-------- Data shown --------

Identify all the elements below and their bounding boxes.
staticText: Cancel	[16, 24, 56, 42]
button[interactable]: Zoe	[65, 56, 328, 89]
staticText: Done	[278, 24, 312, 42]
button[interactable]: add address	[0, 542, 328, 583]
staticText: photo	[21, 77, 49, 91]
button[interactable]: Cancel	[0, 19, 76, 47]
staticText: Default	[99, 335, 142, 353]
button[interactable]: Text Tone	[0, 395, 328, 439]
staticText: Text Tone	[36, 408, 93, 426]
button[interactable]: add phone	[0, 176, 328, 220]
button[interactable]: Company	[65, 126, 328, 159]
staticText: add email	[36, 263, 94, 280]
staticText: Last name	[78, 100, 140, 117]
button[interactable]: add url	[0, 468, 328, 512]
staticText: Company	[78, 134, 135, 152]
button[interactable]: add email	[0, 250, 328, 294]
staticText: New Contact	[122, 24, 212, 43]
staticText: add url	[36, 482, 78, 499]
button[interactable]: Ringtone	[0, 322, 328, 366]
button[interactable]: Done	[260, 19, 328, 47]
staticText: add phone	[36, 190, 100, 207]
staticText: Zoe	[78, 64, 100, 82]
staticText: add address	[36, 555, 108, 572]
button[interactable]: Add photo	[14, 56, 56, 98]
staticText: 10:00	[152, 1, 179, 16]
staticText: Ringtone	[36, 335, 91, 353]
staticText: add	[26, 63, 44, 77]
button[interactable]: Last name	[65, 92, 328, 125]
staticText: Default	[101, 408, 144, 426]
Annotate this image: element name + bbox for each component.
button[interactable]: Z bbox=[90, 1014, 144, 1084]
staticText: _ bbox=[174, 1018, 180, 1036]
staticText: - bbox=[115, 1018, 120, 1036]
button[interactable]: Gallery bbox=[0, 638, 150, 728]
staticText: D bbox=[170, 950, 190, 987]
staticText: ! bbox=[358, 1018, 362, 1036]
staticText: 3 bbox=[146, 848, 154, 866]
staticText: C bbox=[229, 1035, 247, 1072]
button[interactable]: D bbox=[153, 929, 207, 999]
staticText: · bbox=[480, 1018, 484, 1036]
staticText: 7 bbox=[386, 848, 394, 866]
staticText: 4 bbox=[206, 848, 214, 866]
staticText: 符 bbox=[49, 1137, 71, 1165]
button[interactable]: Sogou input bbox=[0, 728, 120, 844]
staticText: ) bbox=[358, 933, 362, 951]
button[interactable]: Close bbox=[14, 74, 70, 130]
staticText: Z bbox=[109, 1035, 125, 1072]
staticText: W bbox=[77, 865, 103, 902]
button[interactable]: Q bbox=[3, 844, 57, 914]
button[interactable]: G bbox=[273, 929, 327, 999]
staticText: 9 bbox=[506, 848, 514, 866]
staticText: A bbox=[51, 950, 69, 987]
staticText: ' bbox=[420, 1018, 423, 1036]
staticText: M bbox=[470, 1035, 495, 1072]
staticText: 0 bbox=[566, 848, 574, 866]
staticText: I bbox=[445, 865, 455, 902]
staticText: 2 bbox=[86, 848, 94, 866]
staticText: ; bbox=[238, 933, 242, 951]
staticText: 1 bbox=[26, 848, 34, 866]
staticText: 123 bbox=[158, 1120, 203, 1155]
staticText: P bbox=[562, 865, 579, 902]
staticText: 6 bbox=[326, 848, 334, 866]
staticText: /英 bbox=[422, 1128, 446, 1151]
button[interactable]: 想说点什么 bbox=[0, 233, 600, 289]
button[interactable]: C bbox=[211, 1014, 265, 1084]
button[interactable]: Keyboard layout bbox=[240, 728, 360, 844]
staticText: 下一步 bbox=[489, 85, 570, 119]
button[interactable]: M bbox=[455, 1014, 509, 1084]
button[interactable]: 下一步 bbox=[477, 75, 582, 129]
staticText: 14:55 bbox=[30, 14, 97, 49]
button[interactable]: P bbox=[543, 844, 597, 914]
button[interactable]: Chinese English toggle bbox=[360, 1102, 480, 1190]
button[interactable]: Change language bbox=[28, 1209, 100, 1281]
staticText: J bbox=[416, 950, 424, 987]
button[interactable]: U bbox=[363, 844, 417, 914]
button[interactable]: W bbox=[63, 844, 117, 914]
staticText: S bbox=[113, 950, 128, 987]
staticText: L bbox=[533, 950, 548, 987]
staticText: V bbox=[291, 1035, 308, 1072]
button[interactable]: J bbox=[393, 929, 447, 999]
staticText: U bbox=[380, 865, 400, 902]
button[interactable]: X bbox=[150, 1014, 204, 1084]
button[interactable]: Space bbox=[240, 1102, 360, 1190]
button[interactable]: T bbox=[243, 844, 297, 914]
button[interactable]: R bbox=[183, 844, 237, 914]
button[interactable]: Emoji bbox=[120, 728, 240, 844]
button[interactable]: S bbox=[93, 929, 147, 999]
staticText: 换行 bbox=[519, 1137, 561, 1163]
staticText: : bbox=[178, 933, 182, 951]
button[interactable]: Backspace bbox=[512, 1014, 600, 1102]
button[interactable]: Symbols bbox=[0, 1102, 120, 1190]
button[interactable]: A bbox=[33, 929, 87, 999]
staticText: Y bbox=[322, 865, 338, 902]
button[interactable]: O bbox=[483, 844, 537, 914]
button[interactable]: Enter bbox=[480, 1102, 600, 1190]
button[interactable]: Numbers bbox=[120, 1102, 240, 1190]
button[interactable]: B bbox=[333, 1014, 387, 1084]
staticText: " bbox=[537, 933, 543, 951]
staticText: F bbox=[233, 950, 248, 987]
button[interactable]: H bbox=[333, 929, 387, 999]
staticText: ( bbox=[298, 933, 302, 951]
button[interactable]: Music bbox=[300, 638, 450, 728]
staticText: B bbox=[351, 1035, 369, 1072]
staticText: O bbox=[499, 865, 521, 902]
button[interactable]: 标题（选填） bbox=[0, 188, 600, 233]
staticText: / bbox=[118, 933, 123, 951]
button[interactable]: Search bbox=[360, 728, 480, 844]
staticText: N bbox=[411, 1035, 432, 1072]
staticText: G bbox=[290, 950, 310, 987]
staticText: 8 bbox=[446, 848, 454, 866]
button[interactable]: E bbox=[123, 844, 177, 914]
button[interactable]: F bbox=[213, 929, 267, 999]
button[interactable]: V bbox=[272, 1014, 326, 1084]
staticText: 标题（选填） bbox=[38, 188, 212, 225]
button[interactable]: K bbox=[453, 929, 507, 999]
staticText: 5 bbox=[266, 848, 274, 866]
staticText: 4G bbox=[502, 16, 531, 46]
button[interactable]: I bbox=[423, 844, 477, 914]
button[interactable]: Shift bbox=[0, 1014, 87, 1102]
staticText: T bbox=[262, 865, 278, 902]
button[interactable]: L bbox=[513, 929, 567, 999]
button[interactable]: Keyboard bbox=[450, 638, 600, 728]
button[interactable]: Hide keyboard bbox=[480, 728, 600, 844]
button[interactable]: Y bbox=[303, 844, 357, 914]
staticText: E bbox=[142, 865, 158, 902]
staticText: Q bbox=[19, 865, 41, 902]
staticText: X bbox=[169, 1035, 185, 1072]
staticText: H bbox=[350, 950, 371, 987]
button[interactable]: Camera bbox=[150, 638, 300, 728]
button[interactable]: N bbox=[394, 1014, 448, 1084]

--------

Copy every line of the records above character for character, with nothing changed.

Response to this exercise
Identify all the elements below and their bounding boxes.
staticText: Cancel	[16, 24, 56, 42]
button[interactable]: Zoe	[65, 56, 328, 89]
staticText: Done	[278, 24, 312, 42]
button[interactable]: add address	[0, 542, 328, 583]
staticText: photo	[21, 77, 49, 91]
button[interactable]: Cancel	[0, 19, 76, 47]
staticText: Default	[99, 335, 142, 353]
button[interactable]: Text Tone	[0, 395, 328, 439]
staticText: Text Tone	[36, 408, 93, 426]
button[interactable]: add phone	[0, 176, 328, 220]
button[interactable]: Company	[65, 126, 328, 159]
staticText: add email	[36, 263, 94, 280]
staticText: Last name	[78, 100, 140, 117]
button[interactable]: add url	[0, 468, 328, 512]
staticText: Company	[78, 134, 135, 152]
button[interactable]: add email	[0, 250, 328, 294]
staticText: New Contact	[122, 24, 212, 43]
staticText: add url	[36, 482, 78, 499]
button[interactable]: Ringtone	[0, 322, 328, 366]
button[interactable]: Done	[260, 19, 328, 47]
staticText: add phone	[36, 190, 100, 207]
staticText: Zoe	[78, 64, 100, 82]
staticText: add address	[36, 555, 108, 572]
button[interactable]: Add photo	[14, 56, 56, 98]
staticText: 10:00	[152, 1, 179, 16]
staticText: Ringtone	[36, 335, 91, 353]
staticText: add	[26, 63, 44, 77]
button[interactable]: Last name	[65, 92, 328, 125]
staticText: Default	[101, 408, 144, 426]
Annotate this image: element name + bbox for each component.
button[interactable]: Z bbox=[90, 1014, 144, 1084]
staticText: _ bbox=[174, 1018, 180, 1036]
staticText: - bbox=[115, 1018, 120, 1036]
button[interactable]: Gallery bbox=[0, 638, 150, 728]
staticText: D bbox=[170, 950, 190, 987]
staticText: ! bbox=[358, 1018, 362, 1036]
staticText: 3 bbox=[146, 848, 154, 866]
staticText: C bbox=[229, 1035, 247, 1072]
button[interactable]: D bbox=[153, 929, 207, 999]
staticText: · bbox=[480, 1018, 484, 1036]
staticText: 7 bbox=[386, 848, 394, 866]
staticText: 4 bbox=[206, 848, 214, 866]
staticText: 符 bbox=[49, 1137, 71, 1165]
button[interactable]: Sogou input bbox=[0, 728, 120, 844]
staticText: ) bbox=[358, 933, 362, 951]
button[interactable]: Close bbox=[14, 74, 70, 130]
staticText: Z bbox=[109, 1035, 125, 1072]
staticText: W bbox=[77, 865, 103, 902]
button[interactable]: Q bbox=[3, 844, 57, 914]
button[interactable]: G bbox=[273, 929, 327, 999]
staticText: 9 bbox=[506, 848, 514, 866]
staticText: A bbox=[51, 950, 69, 987]
staticText: ' bbox=[420, 1018, 423, 1036]
staticText: M bbox=[470, 1035, 495, 1072]
staticText: 0 bbox=[566, 848, 574, 866]
staticText: I bbox=[445, 865, 455, 902]
staticText: 2 bbox=[86, 848, 94, 866]
staticText: ; bbox=[238, 933, 242, 951]
staticText: 1 bbox=[26, 848, 34, 866]
staticText: 123 bbox=[158, 1120, 203, 1155]
staticText: P bbox=[562, 865, 579, 902]
staticText: 6 bbox=[326, 848, 334, 866]
staticText: /英 bbox=[422, 1128, 446, 1151]
button[interactable]: 想说点什么 bbox=[0, 233, 600, 289]
button[interactable]: C bbox=[211, 1014, 265, 1084]
button[interactable]: Keyboard layout bbox=[240, 728, 360, 844]
staticText: 下一步 bbox=[489, 85, 570, 119]
button[interactable]: M bbox=[455, 1014, 509, 1084]
button[interactable]: 下一步 bbox=[477, 75, 582, 129]
staticText: 14:55 bbox=[30, 14, 97, 49]
button[interactable]: P bbox=[543, 844, 597, 914]
button[interactable]: Chinese English toggle bbox=[360, 1102, 480, 1190]
button[interactable]: Change language bbox=[28, 1209, 100, 1281]
staticText: J bbox=[416, 950, 424, 987]
button[interactable]: U bbox=[363, 844, 417, 914]
button[interactable]: W bbox=[63, 844, 117, 914]
staticText: S bbox=[113, 950, 128, 987]
staticText: L bbox=[533, 950, 548, 987]
staticText: V bbox=[291, 1035, 308, 1072]
button[interactable]: J bbox=[393, 929, 447, 999]
staticText: U bbox=[380, 865, 400, 902]
button[interactable]: X bbox=[150, 1014, 204, 1084]
button[interactable]: Space bbox=[240, 1102, 360, 1190]
button[interactable]: T bbox=[243, 844, 297, 914]
button[interactable]: R bbox=[183, 844, 237, 914]
button[interactable]: Emoji bbox=[120, 728, 240, 844]
button[interactable]: S bbox=[93, 929, 147, 999]
staticText: 换行 bbox=[519, 1137, 561, 1163]
staticText: : bbox=[178, 933, 182, 951]
button[interactable]: Backspace bbox=[512, 1014, 600, 1102]
button[interactable]: Symbols bbox=[0, 1102, 120, 1190]
button[interactable]: A bbox=[33, 929, 87, 999]
staticText: Y bbox=[322, 865, 338, 902]
button[interactable]: O bbox=[483, 844, 537, 914]
button[interactable]: Enter bbox=[480, 1102, 600, 1190]
button[interactable]: Numbers bbox=[120, 1102, 240, 1190]
button[interactable]: B bbox=[333, 1014, 387, 1084]
staticText: " bbox=[537, 933, 543, 951]
staticText: F bbox=[233, 950, 248, 987]
button[interactable]: H bbox=[333, 929, 387, 999]
staticText: ( bbox=[298, 933, 302, 951]
button[interactable]: Music bbox=[300, 638, 450, 728]
staticText: B bbox=[351, 1035, 369, 1072]
staticText: O bbox=[499, 865, 521, 902]
button[interactable]: 标题（选填） bbox=[0, 188, 600, 233]
staticText: / bbox=[118, 933, 123, 951]
button[interactable]: Search bbox=[360, 728, 480, 844]
staticText: N bbox=[411, 1035, 432, 1072]
staticText: G bbox=[290, 950, 310, 987]
staticText: 8 bbox=[446, 848, 454, 866]
button[interactable]: E bbox=[123, 844, 177, 914]
button[interactable]: F bbox=[213, 929, 267, 999]
button[interactable]: V bbox=[272, 1014, 326, 1084]
staticText: 标题（选填） bbox=[38, 188, 212, 225]
button[interactable]: K bbox=[453, 929, 507, 999]
staticText: 5 bbox=[266, 848, 274, 866]
staticText: 4G bbox=[502, 16, 531, 46]
button[interactable]: I bbox=[423, 844, 477, 914]
button[interactable]: Shift bbox=[0, 1014, 87, 1102]
staticText: T bbox=[262, 865, 278, 902]
button[interactable]: L bbox=[513, 929, 567, 999]
button[interactable]: Keyboard bbox=[450, 638, 600, 728]
button[interactable]: Hide keyboard bbox=[480, 728, 600, 844]
button[interactable]: Y bbox=[303, 844, 357, 914]
staticText: E bbox=[142, 865, 158, 902]
staticText: Q bbox=[19, 865, 41, 902]
staticText: X bbox=[169, 1035, 185, 1072]
staticText: H bbox=[350, 950, 371, 987]
button[interactable]: Camera bbox=[150, 638, 300, 728]
button[interactable]: N bbox=[394, 1014, 448, 1084]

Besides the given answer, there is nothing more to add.